* Instructions to follow
Within the records that follow, find every line containing the string "四个意识". Copy those lines.

* Exercise data
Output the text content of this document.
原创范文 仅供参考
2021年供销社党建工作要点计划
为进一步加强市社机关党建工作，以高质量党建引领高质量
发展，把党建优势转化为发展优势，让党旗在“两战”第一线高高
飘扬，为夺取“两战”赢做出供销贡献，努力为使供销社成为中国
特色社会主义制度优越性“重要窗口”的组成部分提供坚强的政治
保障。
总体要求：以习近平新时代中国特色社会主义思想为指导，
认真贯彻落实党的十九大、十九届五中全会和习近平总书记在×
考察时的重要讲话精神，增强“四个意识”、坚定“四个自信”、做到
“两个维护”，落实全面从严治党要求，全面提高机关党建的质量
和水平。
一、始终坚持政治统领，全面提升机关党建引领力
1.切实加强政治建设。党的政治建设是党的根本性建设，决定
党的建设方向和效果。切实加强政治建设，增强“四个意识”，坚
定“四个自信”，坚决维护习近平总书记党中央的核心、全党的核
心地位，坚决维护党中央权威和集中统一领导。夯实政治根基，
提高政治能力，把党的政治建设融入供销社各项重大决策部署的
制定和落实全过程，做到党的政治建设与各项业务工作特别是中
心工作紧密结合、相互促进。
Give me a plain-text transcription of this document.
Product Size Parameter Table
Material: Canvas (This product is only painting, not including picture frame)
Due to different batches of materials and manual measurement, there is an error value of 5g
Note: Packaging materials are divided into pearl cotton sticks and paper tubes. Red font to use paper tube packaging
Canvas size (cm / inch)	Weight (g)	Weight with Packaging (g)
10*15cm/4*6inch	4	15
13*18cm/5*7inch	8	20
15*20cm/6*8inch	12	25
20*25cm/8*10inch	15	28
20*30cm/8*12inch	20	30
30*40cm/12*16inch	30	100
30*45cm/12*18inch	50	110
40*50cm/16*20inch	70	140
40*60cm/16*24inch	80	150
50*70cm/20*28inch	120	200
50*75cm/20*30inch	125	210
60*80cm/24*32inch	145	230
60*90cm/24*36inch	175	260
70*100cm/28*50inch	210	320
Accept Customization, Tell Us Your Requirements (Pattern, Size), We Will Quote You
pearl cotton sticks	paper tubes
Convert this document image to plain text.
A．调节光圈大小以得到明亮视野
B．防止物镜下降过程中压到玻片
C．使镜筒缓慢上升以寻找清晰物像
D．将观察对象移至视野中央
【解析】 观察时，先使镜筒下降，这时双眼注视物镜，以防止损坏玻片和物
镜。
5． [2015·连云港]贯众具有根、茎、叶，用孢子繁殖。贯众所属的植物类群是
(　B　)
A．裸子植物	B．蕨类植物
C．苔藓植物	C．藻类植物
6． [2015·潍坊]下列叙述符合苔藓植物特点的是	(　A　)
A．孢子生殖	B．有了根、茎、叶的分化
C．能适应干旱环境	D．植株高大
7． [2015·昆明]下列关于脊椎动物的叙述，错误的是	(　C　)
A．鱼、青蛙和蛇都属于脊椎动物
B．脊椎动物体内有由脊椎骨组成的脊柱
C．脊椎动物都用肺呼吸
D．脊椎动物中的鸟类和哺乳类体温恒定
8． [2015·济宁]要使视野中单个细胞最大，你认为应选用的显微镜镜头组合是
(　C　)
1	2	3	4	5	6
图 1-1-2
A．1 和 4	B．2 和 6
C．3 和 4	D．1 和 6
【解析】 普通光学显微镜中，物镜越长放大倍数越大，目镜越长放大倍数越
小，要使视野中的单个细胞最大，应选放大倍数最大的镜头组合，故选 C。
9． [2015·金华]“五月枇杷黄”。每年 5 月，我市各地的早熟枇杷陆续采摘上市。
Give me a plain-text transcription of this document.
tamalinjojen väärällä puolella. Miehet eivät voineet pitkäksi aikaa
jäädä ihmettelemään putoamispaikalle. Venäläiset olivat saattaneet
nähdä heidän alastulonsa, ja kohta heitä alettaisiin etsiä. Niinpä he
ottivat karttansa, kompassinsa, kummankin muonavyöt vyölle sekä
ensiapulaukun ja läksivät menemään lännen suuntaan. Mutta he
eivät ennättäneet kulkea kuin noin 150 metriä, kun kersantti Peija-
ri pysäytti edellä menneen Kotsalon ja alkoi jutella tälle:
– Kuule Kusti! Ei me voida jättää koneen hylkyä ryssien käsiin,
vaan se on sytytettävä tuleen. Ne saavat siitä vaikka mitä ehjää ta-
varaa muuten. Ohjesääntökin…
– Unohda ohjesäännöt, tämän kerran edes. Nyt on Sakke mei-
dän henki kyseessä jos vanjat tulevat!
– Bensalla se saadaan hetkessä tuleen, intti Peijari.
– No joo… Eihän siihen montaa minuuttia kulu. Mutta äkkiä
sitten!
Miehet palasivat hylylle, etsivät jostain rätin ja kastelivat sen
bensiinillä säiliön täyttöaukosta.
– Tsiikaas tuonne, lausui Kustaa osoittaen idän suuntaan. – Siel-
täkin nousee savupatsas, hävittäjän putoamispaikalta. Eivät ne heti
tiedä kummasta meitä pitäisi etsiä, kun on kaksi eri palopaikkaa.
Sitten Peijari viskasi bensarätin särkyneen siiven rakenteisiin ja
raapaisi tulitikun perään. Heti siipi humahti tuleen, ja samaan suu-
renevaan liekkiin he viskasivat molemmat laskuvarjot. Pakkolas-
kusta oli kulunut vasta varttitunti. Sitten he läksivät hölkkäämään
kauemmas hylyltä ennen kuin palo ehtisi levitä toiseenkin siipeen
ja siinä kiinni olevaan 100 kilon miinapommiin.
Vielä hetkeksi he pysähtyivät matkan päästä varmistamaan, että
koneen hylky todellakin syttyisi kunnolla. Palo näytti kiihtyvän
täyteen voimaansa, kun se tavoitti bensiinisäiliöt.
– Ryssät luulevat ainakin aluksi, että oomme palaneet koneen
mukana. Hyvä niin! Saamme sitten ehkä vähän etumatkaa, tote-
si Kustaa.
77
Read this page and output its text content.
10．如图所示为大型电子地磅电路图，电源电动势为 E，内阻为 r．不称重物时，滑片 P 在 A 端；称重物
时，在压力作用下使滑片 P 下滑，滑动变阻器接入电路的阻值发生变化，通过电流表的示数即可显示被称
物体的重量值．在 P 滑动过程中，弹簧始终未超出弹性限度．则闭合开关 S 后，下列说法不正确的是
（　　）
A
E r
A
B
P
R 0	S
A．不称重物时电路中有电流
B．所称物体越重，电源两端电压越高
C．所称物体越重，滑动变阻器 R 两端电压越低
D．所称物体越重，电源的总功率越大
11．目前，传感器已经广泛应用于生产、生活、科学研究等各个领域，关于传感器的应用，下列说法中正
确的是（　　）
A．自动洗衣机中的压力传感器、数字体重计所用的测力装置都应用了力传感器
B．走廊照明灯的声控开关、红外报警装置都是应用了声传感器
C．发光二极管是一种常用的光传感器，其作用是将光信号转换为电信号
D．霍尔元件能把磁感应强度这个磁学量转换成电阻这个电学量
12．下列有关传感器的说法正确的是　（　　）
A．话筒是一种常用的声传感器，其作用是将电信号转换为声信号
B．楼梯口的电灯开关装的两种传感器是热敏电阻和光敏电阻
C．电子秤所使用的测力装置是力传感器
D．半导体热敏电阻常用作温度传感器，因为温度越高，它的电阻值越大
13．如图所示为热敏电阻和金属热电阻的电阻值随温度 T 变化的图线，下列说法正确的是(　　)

* Reply
考察时的重要讲话精神，增强“四个意识”、坚定“四个自信”、做到
党的建设方向和效果。切实加强政治建设，增强“四个意识”，坚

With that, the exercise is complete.